Requirement. Repeat all of the records verbatim.

-*-

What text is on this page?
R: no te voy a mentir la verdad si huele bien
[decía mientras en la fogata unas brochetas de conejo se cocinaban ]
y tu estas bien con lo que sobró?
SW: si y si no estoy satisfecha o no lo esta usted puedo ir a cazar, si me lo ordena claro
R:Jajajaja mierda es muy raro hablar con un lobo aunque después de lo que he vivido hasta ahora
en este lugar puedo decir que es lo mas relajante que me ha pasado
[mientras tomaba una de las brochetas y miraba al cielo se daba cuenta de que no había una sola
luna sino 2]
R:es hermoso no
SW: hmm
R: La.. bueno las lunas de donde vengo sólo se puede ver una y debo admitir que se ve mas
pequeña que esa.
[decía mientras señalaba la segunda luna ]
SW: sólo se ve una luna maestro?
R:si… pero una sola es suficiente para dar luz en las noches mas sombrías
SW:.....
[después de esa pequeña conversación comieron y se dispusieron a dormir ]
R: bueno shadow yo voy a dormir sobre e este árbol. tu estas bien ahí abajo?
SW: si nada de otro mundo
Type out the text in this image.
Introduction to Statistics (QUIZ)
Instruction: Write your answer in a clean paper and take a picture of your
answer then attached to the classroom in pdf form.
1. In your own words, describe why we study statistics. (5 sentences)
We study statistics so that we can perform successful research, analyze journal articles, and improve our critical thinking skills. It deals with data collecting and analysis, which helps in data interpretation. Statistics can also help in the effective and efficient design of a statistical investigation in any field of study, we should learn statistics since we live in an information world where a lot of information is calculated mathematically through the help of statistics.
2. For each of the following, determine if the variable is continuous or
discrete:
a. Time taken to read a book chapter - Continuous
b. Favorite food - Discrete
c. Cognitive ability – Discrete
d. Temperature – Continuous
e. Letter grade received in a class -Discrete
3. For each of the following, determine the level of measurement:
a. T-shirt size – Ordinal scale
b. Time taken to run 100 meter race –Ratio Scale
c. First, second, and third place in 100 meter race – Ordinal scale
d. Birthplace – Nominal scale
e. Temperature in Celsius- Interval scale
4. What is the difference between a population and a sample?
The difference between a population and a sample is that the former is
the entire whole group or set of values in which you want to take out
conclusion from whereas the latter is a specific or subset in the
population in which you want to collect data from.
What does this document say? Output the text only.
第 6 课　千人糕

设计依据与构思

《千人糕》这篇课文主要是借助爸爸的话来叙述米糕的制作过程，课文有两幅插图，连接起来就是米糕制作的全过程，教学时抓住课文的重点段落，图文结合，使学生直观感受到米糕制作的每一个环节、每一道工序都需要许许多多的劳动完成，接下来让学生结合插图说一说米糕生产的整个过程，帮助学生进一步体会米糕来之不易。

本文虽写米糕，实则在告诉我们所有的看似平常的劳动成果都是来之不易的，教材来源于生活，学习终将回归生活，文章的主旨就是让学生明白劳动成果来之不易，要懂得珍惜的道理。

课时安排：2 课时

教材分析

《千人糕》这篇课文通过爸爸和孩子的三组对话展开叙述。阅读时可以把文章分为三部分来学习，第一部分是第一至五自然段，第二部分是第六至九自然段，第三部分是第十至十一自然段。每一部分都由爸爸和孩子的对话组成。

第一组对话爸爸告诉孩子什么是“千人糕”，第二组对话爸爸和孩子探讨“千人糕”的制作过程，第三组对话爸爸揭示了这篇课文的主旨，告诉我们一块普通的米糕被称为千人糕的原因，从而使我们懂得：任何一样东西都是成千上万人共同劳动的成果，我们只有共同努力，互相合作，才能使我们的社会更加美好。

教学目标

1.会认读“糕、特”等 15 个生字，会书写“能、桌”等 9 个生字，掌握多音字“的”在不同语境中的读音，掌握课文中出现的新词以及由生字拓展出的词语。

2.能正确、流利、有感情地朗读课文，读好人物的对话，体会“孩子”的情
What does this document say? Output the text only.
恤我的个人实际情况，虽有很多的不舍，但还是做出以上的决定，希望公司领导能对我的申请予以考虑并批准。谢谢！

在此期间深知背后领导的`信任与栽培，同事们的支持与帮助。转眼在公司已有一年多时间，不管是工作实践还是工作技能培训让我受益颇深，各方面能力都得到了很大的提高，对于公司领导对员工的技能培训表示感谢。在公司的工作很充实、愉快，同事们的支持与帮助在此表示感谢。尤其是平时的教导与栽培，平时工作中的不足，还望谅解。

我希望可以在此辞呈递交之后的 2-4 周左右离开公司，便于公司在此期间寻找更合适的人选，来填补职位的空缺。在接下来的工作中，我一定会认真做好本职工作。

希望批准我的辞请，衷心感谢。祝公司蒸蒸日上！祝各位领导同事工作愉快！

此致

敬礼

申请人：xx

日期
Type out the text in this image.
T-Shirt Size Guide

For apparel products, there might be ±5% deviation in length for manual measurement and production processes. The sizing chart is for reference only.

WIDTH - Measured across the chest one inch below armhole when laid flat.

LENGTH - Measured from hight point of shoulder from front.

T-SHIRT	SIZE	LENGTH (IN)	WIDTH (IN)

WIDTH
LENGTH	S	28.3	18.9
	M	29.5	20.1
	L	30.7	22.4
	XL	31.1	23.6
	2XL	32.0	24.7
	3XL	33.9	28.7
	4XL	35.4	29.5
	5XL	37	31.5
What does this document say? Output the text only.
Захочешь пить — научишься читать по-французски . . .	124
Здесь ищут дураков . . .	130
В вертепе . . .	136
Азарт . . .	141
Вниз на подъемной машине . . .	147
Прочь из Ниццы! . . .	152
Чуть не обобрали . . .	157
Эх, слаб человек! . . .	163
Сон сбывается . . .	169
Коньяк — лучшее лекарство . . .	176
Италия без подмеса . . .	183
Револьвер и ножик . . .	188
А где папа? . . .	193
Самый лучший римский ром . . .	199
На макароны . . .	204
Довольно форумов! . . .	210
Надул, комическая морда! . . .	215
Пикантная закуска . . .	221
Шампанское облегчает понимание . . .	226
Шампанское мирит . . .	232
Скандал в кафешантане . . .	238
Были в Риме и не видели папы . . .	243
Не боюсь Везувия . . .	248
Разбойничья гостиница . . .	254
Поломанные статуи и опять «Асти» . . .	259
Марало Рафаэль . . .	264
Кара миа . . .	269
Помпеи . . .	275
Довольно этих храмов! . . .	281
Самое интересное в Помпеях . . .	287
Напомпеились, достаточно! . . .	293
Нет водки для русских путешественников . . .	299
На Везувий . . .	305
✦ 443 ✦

-*-

Written solution.
What text is on this page?
R: no te voy a mentir la verdad si huele bien
[decía mientras en la fogata unas brochetas de conejo se cocinaban ]
y tu estas bien con lo que sobró?
SW: si y si no estoy satisfecha o no lo esta usted puedo ir a cazar, si me lo ordena claro
R:Jajajaja mierda es muy raro hablar con un lobo aunque después de lo que he vivido hasta ahora
en este lugar puedo decir que es lo mas relajante que me ha pasado
[mientras tomaba una de las brochetas y miraba al cielo se daba cuenta de que no había una sola
luna sino 2]
R:es hermoso no
SW: hmm
R: La.. bueno las lunas de donde vengo sólo se puede ver una y debo admitir que se ve mas
pequeña que esa.
[decía mientras señalaba la segunda luna ]
SW: sólo se ve una luna maestro?
R:si… pero una sola es suficiente para dar luz en las noches mas sombrías
SW:.....
[después de esa pequeña conversación comieron y se dispusieron a dormir ]
R: bueno shadow yo voy a dormir sobre e este árbol. tu estas bien ahí abajo?
SW: si nada de otro mundo
Type out the text in this image.
Introduction to Statistics (QUIZ)
Instruction: Write your answer in a clean paper and take a picture of your
answer then attached to the classroom in pdf form.
1. In your own words, describe why we study statistics. (5 sentences)
We study statistics so that we can perform successful research, analyze journal articles, and improve our critical thinking skills. It deals with data collecting and analysis, which helps in data interpretation. Statistics can also help in the effective and efficient design of a statistical investigation in any field of study, we should learn statistics since we live in an information world where a lot of information is calculated mathematically through the help of statistics.
2. For each of the following, determine if the variable is continuous or
discrete:
a. Time taken to read a book chapter - Continuous
b. Favorite food - Discrete
c. Cognitive ability – Discrete
d. Temperature – Continuous
e. Letter grade received in a class -Discrete
3. For each of the following, determine the level of measurement:
a. T-shirt size – Ordinal scale
b. Time taken to run 100 meter race –Ratio Scale
c. First, second, and third place in 100 meter race – Ordinal scale
d. Birthplace – Nominal scale
e. Temperature in Celsius- Interval scale
4. What is the difference between a population and a sample?
The difference between a population and a sample is that the former is
the entire whole group or set of values in which you want to take out
conclusion from whereas the latter is a specific or subset in the
population in which you want to collect data from.
What does this document say? Output the text only.
第 6 课　千人糕

设计依据与构思

《千人糕》这篇课文主要是借助爸爸的话来叙述米糕的制作过程，课文有两幅插图，连接起来就是米糕制作的全过程，教学时抓住课文的重点段落，图文结合，使学生直观感受到米糕制作的每一个环节、每一道工序都需要许许多多的劳动完成，接下来让学生结合插图说一说米糕生产的整个过程，帮助学生进一步体会米糕来之不易。

本文虽写米糕，实则在告诉我们所有的看似平常的劳动成果都是来之不易的，教材来源于生活，学习终将回归生活，文章的主旨就是让学生明白劳动成果来之不易，要懂得珍惜的道理。

课时安排：2 课时

教材分析

《千人糕》这篇课文通过爸爸和孩子的三组对话展开叙述。阅读时可以把文章分为三部分来学习，第一部分是第一至五自然段，第二部分是第六至九自然段，第三部分是第十至十一自然段。每一部分都由爸爸和孩子的对话组成。

第一组对话爸爸告诉孩子什么是“千人糕”，第二组对话爸爸和孩子探讨“千人糕”的制作过程，第三组对话爸爸揭示了这篇课文的主旨，告诉我们一块普通的米糕被称为千人糕的原因，从而使我们懂得：任何一样东西都是成千上万人共同劳动的成果，我们只有共同努力，互相合作，才能使我们的社会更加美好。

教学目标

1.会认读“糕、特”等 15 个生字，会书写“能、桌”等 9 个生字，掌握多音字“的”在不同语境中的读音，掌握课文中出现的新词以及由生字拓展出的词语。

2.能正确、流利、有感情地朗读课文，读好人物的对话，体会“孩子”的情
What does this document say? Output the text only.
恤我的个人实际情况，虽有很多的不舍，但还是做出以上的决定，希望公司领导能对我的申请予以考虑并批准。谢谢！

在此期间深知背后领导的`信任与栽培，同事们的支持与帮助。转眼在公司已有一年多时间，不管是工作实践还是工作技能培训让我受益颇深，各方面能力都得到了很大的提高，对于公司领导对员工的技能培训表示感谢。在公司的工作很充实、愉快，同事们的支持与帮助在此表示感谢。尤其是平时的教导与栽培，平时工作中的不足，还望谅解。

我希望可以在此辞呈递交之后的 2-4 周左右离开公司，便于公司在此期间寻找更合适的人选，来填补职位的空缺。在接下来的工作中，我一定会认真做好本职工作。

希望批准我的辞请，衷心感谢。祝公司蒸蒸日上！祝各位领导同事工作愉快！

此致

敬礼

申请人：xx

日期
Type out the text in this image.
T-Shirt Size Guide

For apparel products, there might be ±5% deviation in length for manual measurement and production processes. The sizing chart is for reference only.

WIDTH - Measured across the chest one inch below armhole when laid flat.

LENGTH - Measured from hight point of shoulder from front.

T-SHIRT	SIZE	LENGTH (IN)	WIDTH (IN)

WIDTH
LENGTH	S	28.3	18.9
	M	29.5	20.1
	L	30.7	22.4
	XL	31.1	23.6
	2XL	32.0	24.7
	3XL	33.9	28.7
	4XL	35.4	29.5
	5XL	37	31.5
What does this document say? Output the text only.
Захочешь пить — научишься читать по-французски . . .	124
Здесь ищут дураков . . .	130
В вертепе . . .	136
Азарт . . .	141
Вниз на подъемной машине . . .	147
Прочь из Ниццы! . . .	152
Чуть не обобрали . . .	157
Эх, слаб человек! . . .	163
Сон сбывается . . .	169
Коньяк — лучшее лекарство . . .	176
Италия без подмеса . . .	183
Револьвер и ножик . . .	188
А где папа? . . .	193
Самый лучший римский ром . . .	199
На макароны . . .	204
Довольно форумов! . . .	210
Надул, комическая морда! . . .	215
Пикантная закуска . . .	221
Шампанское облегчает понимание . . .	226
Шампанское мирит . . .	232
Скандал в кафешантане . . .	238
Были в Риме и не видели папы . . .	243
Не боюсь Везувия . . .	248
Разбойничья гостиница . . .	254
Поломанные статуи и опять «Асти» . . .	259
Марало Рафаэль . . .	264
Кара миа . . .	269
Помпеи . . .	275
Довольно этих храмов! . . .	281
Самое интересное в Помпеях . . .	287
Напомпеились, достаточно! . . .	293
Нет водки для русских путешественников . . .	299
На Везувий . . .	305
✦ 443 ✦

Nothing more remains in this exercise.